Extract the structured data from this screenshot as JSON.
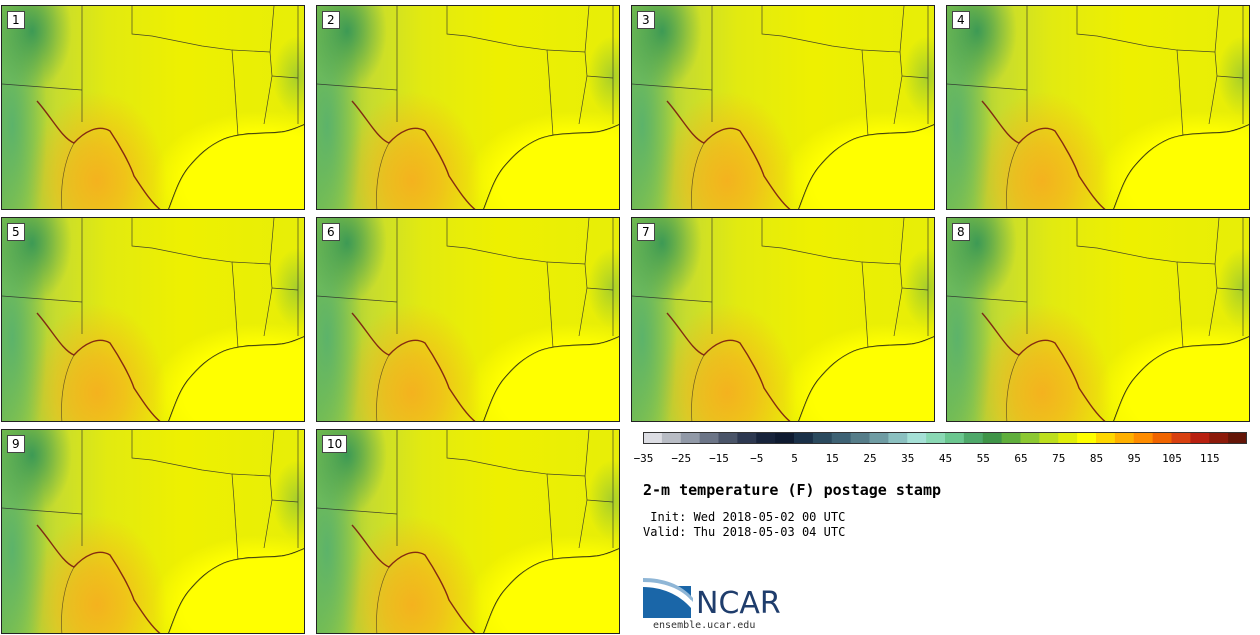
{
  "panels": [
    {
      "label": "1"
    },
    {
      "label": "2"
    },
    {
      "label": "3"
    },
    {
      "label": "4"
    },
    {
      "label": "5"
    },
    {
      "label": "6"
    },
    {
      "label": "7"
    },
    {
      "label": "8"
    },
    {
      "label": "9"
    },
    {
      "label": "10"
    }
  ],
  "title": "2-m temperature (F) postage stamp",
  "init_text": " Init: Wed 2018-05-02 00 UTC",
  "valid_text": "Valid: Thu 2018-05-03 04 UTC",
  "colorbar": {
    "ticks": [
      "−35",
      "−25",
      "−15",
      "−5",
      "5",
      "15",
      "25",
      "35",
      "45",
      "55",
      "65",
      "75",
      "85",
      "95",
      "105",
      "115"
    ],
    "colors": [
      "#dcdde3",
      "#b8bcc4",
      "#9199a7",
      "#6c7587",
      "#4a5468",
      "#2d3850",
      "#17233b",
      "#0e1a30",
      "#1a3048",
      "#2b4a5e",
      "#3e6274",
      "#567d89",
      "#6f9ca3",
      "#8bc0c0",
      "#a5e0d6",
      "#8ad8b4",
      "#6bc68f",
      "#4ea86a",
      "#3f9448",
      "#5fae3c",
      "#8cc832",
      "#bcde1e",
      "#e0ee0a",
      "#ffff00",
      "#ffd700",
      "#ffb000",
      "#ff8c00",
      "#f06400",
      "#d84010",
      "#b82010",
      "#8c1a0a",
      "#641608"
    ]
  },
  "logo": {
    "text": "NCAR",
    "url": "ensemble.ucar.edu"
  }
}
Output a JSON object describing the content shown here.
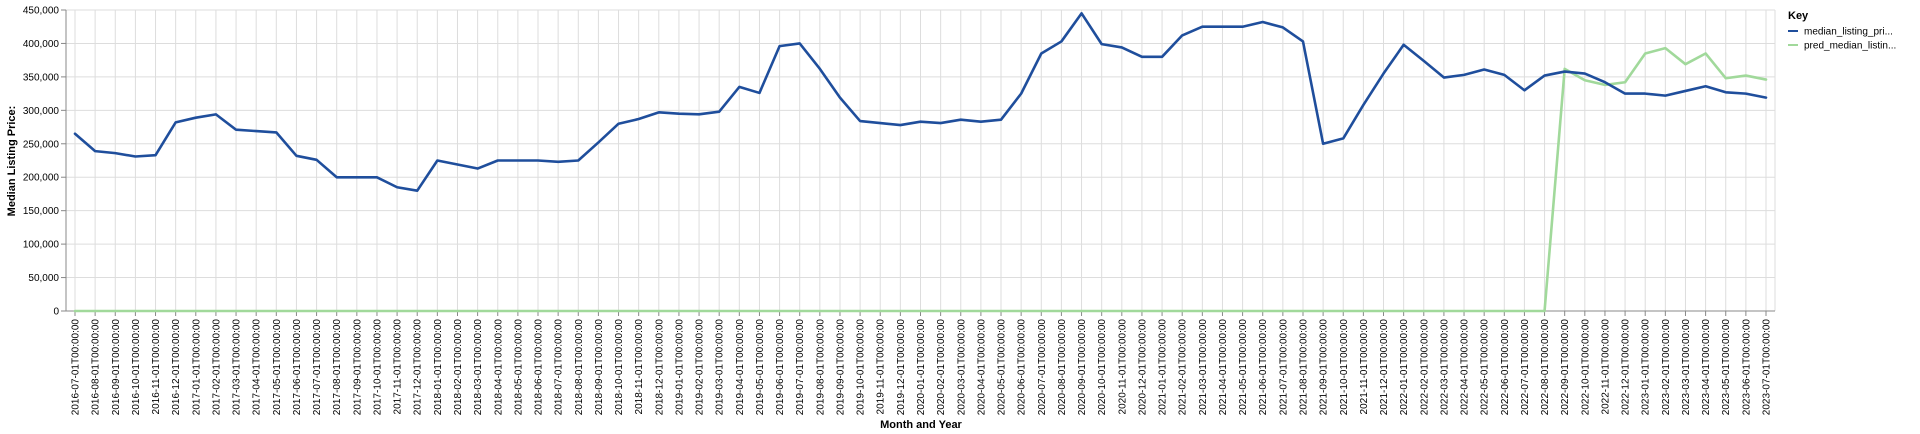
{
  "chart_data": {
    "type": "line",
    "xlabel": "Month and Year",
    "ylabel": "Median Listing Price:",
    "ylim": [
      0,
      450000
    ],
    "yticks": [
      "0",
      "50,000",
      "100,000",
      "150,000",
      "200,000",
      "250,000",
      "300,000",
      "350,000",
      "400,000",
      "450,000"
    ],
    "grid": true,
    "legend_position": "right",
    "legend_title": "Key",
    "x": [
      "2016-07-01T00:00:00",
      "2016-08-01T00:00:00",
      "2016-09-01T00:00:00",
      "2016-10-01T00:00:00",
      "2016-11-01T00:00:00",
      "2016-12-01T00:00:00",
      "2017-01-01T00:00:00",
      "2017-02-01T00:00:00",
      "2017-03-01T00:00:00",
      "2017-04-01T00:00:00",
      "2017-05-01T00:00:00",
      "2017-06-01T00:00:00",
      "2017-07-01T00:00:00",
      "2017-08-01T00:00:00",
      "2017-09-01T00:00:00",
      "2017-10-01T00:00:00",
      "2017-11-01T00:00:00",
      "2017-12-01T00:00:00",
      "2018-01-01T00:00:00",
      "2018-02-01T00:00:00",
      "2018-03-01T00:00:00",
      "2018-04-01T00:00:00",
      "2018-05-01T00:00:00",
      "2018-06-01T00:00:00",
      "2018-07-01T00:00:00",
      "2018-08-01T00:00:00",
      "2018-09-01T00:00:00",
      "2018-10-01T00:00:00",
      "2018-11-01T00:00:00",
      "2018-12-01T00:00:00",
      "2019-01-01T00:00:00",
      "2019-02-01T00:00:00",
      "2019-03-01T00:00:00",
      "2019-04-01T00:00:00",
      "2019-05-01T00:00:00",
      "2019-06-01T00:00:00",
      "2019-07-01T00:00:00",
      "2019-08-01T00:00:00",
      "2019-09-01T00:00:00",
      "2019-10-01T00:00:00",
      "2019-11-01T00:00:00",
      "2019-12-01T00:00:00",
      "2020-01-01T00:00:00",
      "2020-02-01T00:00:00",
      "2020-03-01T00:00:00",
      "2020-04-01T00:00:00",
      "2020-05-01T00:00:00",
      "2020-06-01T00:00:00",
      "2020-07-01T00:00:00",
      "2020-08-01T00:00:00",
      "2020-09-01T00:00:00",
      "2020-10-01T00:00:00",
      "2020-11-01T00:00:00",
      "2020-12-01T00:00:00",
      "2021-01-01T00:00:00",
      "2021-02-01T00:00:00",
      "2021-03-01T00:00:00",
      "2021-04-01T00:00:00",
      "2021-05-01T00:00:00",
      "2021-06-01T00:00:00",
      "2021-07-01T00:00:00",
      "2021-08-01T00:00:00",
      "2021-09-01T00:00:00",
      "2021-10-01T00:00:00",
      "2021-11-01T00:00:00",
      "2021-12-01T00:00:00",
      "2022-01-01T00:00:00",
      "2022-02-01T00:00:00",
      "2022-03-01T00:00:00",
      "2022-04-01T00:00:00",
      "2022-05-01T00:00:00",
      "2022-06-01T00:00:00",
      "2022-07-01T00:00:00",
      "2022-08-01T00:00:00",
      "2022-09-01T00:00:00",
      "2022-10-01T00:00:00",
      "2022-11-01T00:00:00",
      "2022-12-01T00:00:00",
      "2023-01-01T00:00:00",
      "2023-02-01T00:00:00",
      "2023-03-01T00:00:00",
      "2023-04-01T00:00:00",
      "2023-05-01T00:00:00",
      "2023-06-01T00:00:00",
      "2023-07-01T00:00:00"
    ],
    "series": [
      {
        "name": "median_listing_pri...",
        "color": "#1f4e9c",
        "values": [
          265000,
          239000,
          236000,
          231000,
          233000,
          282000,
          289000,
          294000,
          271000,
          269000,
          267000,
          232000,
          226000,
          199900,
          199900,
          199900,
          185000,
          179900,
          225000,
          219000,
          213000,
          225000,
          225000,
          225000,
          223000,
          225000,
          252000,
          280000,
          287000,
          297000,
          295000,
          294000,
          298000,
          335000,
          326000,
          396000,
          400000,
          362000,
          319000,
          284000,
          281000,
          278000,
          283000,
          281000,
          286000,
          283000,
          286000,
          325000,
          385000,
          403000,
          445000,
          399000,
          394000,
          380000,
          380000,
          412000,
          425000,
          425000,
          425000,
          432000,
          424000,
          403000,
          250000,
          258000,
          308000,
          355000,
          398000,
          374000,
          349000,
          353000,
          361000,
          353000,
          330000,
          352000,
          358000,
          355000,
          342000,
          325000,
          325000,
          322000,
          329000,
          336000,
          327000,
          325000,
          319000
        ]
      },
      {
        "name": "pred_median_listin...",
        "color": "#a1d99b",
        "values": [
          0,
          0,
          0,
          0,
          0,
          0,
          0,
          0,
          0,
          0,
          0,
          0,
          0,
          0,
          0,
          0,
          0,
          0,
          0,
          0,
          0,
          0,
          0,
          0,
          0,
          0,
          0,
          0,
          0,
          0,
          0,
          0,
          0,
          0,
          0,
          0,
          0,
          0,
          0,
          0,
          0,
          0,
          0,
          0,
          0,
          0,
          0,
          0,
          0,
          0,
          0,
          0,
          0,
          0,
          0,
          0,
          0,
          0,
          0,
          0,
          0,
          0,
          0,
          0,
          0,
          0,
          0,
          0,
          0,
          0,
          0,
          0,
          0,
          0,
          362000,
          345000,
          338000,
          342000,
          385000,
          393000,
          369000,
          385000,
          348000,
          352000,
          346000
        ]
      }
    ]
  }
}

---

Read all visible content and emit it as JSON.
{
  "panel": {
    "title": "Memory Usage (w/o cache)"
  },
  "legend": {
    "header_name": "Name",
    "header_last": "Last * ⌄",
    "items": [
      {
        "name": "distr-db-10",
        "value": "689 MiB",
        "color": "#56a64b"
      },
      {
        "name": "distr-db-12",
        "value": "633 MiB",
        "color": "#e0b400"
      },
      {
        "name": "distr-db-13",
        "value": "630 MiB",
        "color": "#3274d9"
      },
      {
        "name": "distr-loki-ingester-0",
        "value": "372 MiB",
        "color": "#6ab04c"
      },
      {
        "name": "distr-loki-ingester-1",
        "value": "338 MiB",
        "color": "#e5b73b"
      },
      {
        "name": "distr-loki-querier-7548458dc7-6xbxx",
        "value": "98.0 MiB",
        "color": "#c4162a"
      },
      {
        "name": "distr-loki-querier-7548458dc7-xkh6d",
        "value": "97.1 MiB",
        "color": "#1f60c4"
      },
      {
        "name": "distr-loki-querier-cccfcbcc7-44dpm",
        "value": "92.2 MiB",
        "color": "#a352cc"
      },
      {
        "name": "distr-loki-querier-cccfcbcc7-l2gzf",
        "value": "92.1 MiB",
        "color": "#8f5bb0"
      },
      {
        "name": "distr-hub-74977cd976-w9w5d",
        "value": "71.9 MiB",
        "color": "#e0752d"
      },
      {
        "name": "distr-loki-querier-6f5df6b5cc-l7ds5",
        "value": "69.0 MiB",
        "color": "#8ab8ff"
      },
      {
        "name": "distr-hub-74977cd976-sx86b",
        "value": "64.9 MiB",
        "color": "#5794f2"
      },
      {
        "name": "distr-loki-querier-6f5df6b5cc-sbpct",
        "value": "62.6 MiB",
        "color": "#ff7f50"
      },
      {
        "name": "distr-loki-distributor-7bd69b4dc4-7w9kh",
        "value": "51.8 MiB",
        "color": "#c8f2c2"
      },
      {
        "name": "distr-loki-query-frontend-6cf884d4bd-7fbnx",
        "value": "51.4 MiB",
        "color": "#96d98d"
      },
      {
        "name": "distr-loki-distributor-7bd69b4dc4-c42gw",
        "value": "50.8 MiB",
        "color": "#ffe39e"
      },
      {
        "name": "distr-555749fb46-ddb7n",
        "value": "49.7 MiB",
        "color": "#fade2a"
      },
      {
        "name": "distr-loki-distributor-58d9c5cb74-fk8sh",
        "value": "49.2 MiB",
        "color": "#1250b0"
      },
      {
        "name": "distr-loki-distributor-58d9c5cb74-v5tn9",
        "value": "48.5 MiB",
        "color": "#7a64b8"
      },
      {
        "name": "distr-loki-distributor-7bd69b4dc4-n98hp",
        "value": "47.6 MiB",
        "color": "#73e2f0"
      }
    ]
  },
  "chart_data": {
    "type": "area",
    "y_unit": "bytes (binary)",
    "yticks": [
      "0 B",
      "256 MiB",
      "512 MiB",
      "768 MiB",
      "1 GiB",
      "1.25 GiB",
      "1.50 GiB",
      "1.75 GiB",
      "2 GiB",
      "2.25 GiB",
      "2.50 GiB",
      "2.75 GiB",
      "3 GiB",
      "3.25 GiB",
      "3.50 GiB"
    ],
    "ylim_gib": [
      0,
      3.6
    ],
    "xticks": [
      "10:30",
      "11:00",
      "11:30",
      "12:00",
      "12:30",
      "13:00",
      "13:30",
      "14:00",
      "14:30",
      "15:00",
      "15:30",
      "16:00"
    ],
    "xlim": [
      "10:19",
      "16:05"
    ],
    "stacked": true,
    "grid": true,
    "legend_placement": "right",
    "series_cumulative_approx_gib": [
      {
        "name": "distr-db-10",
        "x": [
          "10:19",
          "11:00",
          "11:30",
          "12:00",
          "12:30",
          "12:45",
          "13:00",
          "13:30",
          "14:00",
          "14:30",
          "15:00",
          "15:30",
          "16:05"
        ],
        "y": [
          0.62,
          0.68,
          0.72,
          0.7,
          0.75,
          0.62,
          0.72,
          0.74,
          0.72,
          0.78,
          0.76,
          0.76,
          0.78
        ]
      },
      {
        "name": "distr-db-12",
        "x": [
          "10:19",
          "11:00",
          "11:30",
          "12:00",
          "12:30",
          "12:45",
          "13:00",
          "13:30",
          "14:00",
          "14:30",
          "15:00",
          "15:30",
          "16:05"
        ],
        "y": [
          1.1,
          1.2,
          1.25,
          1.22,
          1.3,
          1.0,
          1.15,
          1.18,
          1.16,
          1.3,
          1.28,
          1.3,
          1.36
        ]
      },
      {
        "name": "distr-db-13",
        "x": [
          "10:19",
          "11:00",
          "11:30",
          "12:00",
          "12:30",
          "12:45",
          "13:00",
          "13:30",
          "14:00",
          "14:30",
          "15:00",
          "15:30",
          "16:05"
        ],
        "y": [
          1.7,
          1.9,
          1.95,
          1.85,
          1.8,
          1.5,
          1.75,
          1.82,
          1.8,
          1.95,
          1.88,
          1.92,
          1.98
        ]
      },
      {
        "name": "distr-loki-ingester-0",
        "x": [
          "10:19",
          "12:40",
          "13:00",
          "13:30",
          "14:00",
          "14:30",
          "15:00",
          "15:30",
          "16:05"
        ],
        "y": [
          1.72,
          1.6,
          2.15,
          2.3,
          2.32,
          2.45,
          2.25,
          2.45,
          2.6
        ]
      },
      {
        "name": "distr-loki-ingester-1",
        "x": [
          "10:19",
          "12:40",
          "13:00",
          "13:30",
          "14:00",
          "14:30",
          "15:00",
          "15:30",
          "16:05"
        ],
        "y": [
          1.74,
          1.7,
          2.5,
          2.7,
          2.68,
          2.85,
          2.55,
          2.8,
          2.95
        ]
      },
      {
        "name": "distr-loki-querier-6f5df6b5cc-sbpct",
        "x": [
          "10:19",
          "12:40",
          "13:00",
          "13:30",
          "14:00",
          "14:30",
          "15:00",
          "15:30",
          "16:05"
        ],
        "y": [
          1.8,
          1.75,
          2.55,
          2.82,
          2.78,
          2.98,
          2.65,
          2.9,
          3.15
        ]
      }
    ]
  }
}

--

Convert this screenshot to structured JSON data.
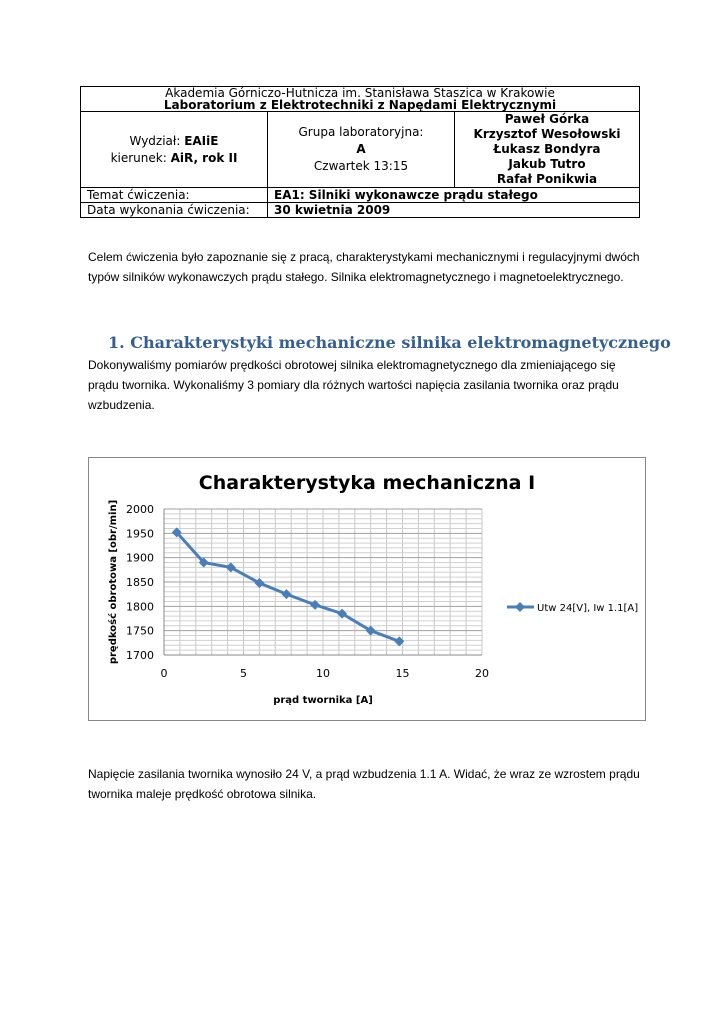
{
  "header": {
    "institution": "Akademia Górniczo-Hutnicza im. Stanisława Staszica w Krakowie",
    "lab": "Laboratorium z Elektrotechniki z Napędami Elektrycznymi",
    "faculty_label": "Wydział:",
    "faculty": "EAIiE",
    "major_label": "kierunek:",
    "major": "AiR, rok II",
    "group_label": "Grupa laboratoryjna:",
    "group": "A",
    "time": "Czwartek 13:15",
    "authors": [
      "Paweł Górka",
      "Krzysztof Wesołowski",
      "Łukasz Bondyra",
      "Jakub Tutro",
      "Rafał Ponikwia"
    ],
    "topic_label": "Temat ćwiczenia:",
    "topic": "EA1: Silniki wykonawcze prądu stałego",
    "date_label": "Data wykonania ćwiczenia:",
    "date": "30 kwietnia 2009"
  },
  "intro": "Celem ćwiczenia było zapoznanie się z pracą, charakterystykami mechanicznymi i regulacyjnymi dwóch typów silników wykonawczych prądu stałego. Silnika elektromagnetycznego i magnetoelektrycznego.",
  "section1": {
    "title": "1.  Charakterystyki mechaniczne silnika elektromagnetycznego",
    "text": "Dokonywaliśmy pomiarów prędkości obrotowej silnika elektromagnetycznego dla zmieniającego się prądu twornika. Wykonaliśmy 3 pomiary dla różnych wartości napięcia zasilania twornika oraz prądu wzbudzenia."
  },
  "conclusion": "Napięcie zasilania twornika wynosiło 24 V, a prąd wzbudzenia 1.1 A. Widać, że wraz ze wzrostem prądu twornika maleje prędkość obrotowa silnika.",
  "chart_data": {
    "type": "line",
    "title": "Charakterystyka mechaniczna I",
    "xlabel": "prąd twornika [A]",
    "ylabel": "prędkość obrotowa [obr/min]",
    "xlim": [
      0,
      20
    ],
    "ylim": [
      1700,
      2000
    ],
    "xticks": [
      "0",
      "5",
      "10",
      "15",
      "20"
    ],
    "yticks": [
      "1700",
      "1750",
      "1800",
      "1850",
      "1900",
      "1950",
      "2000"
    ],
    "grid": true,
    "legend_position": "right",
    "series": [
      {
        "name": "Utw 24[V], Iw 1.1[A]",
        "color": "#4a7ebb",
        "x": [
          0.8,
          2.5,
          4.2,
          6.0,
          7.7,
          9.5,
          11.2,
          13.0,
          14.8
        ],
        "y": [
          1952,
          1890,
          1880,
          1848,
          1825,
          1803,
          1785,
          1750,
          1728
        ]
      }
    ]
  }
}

§ **OBJECTIVE**:
Pull every line containing "content" out of the data above.

§ **COMPLETE OUTPUT**:
Output a JSON object describing the content shown here.
Read all visible content and emit it as JSON.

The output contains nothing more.